Objective: Single out each line with the word "coated" and copy it.

_ _ _ _ _

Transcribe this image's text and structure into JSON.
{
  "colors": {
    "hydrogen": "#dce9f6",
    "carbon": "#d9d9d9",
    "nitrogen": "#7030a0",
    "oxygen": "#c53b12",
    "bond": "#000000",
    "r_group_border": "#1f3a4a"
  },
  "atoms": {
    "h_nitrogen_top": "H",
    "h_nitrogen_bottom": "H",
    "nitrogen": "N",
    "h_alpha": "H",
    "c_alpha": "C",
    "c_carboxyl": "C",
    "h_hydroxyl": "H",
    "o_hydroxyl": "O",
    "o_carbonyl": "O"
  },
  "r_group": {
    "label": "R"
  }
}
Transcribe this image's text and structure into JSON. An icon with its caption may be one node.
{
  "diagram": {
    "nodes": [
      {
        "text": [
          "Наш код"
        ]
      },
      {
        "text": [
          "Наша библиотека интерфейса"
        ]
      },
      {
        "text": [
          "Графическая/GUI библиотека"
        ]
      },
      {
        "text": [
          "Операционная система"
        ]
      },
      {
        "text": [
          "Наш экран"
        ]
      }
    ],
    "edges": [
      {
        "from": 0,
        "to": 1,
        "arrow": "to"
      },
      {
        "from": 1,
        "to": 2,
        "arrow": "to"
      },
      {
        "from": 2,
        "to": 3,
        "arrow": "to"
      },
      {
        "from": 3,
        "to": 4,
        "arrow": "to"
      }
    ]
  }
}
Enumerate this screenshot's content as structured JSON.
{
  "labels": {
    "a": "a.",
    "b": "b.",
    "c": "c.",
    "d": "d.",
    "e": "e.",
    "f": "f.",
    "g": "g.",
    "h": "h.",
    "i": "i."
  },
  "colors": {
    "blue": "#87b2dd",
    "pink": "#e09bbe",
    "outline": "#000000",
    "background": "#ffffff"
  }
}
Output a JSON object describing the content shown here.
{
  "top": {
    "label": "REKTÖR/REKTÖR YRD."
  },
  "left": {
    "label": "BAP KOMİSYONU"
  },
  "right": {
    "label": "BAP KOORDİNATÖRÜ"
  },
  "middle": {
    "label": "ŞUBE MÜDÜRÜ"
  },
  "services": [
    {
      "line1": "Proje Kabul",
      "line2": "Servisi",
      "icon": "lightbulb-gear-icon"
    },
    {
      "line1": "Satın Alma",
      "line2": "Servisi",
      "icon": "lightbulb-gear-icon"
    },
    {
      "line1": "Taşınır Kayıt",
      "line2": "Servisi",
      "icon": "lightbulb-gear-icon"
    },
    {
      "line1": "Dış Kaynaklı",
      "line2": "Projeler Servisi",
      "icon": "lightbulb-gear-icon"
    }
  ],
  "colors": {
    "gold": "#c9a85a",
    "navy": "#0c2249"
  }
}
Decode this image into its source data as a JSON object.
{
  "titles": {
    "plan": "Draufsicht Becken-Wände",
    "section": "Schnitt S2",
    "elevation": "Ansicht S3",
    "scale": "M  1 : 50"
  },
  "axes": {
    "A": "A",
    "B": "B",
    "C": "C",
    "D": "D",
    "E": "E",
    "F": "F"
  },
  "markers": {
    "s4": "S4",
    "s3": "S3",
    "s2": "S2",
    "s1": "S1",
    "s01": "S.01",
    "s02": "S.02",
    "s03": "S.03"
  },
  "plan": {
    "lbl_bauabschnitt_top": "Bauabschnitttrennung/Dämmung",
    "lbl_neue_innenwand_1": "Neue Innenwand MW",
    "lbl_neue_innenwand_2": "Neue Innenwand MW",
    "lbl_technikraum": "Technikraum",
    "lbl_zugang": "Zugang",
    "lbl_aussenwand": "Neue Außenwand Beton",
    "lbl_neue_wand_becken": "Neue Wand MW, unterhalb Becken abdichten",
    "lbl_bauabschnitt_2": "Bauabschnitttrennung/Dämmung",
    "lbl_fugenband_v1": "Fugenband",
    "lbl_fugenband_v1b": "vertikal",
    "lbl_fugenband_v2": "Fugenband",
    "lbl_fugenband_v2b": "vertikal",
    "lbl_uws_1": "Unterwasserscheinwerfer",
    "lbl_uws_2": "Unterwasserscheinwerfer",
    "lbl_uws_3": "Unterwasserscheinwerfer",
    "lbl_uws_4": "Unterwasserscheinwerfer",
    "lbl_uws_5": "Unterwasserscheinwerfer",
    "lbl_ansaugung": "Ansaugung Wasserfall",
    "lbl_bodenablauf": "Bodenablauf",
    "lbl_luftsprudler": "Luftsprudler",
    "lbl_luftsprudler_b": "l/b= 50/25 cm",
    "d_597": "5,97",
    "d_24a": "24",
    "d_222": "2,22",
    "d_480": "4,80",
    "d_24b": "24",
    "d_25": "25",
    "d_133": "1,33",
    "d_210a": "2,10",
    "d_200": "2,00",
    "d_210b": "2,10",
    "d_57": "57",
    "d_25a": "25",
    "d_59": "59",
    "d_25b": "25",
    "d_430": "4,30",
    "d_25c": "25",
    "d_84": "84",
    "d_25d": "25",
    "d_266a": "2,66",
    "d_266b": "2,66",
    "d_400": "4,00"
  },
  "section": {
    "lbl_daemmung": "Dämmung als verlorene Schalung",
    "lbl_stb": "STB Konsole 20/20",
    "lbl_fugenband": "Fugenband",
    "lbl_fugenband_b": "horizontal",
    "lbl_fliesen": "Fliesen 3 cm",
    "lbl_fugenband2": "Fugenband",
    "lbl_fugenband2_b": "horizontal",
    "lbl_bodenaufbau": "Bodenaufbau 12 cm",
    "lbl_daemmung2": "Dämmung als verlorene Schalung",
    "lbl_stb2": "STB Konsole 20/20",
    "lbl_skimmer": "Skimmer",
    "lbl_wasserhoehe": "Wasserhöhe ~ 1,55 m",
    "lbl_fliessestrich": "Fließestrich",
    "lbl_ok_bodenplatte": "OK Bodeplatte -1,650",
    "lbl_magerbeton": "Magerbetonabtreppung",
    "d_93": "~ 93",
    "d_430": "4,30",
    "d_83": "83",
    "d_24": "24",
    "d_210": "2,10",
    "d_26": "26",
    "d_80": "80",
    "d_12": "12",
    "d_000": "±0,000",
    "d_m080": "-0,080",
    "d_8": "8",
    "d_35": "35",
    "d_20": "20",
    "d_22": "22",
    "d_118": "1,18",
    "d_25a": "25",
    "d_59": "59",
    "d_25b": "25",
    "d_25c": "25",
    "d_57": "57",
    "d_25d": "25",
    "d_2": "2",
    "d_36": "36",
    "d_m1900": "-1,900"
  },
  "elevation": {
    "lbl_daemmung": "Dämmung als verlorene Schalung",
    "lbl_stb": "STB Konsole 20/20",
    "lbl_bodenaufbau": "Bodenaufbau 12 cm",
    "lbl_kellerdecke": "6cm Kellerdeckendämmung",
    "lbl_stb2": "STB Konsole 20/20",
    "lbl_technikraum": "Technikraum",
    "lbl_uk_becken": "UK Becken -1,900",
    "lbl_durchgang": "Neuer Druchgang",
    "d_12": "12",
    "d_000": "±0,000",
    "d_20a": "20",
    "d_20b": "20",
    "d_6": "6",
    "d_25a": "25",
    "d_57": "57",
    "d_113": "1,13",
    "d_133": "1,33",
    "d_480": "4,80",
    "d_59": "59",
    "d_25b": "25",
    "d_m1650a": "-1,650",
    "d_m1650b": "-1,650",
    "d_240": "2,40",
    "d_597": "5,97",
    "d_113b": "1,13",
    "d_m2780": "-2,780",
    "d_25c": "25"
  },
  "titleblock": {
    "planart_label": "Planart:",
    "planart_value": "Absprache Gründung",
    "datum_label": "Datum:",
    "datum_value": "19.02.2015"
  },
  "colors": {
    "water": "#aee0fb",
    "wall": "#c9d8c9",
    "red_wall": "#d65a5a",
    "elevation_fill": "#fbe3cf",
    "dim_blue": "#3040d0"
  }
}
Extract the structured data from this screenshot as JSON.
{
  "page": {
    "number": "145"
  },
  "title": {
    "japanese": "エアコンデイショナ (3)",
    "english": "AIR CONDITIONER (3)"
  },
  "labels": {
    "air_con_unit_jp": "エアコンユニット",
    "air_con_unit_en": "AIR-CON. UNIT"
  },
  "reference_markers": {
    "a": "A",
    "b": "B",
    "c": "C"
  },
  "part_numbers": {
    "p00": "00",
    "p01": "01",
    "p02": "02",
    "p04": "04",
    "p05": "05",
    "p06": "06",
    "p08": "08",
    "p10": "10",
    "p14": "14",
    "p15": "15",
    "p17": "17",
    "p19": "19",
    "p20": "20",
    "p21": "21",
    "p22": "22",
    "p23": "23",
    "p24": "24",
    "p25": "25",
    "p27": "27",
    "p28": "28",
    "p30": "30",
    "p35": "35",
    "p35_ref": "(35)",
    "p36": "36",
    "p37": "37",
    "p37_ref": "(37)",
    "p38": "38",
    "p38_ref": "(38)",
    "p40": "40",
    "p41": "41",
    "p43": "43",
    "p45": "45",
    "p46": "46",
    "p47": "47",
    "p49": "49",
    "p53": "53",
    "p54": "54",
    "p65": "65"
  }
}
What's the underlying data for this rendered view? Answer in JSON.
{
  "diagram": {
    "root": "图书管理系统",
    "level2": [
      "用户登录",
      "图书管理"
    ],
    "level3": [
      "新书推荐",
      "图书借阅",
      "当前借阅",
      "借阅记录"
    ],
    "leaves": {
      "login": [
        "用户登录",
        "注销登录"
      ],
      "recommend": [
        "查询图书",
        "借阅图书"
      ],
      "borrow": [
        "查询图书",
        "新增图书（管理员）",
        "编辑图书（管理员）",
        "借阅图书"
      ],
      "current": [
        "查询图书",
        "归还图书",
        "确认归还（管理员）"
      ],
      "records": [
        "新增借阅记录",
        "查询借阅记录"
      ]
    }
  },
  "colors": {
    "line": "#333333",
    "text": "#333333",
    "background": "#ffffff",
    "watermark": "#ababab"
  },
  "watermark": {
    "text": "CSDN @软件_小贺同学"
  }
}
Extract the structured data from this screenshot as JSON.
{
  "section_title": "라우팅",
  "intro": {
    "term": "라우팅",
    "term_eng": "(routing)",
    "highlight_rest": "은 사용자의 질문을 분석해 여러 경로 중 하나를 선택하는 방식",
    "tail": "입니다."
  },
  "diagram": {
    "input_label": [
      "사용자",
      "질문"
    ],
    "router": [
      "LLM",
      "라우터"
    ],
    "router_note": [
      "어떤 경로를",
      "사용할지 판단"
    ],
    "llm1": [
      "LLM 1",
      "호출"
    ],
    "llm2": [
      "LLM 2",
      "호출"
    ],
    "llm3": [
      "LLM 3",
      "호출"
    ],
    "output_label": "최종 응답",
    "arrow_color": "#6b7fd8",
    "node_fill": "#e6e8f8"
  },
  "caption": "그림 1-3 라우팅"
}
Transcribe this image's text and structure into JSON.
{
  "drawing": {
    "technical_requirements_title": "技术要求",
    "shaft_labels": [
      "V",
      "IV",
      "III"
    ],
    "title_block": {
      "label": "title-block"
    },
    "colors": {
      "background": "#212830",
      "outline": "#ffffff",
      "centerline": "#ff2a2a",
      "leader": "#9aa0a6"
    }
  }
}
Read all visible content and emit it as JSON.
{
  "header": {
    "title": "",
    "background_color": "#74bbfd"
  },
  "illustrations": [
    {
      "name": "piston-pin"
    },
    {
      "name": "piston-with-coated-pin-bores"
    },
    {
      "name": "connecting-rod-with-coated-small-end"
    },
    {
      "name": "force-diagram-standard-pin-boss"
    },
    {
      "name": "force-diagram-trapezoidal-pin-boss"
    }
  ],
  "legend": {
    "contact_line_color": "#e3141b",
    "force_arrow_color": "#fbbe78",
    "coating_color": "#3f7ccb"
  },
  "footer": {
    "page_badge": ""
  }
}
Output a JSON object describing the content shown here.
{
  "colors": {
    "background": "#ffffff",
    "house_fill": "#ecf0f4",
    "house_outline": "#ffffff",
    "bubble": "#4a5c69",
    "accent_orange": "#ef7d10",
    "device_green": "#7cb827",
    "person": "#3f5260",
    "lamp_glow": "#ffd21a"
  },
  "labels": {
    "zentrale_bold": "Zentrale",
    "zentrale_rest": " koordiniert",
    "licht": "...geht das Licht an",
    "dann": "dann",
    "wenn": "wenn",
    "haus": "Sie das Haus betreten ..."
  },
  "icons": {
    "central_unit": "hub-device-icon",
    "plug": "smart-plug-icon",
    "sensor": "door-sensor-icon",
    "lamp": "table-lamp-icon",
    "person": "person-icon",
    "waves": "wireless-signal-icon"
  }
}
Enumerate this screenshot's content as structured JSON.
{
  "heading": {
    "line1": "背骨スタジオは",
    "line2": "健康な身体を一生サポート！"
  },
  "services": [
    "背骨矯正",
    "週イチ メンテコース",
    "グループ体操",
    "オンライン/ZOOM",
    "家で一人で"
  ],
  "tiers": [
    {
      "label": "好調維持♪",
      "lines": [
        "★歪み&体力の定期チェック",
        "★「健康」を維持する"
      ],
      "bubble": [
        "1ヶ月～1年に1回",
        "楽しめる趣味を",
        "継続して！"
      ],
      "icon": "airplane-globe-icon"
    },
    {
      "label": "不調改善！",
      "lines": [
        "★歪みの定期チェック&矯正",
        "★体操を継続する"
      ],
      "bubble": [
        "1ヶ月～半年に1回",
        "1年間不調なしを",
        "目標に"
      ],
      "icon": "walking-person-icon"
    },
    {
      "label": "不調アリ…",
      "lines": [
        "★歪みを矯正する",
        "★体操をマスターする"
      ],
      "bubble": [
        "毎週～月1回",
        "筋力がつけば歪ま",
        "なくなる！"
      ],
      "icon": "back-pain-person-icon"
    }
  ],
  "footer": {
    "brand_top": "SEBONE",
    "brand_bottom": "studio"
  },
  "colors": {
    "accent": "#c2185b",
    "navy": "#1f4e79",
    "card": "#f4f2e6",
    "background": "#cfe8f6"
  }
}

_ _ _ _ _

Output for this task:
      "name": "piston-with-coated-pin-bores"
      "name": "connecting-rod-with-coated-small-end"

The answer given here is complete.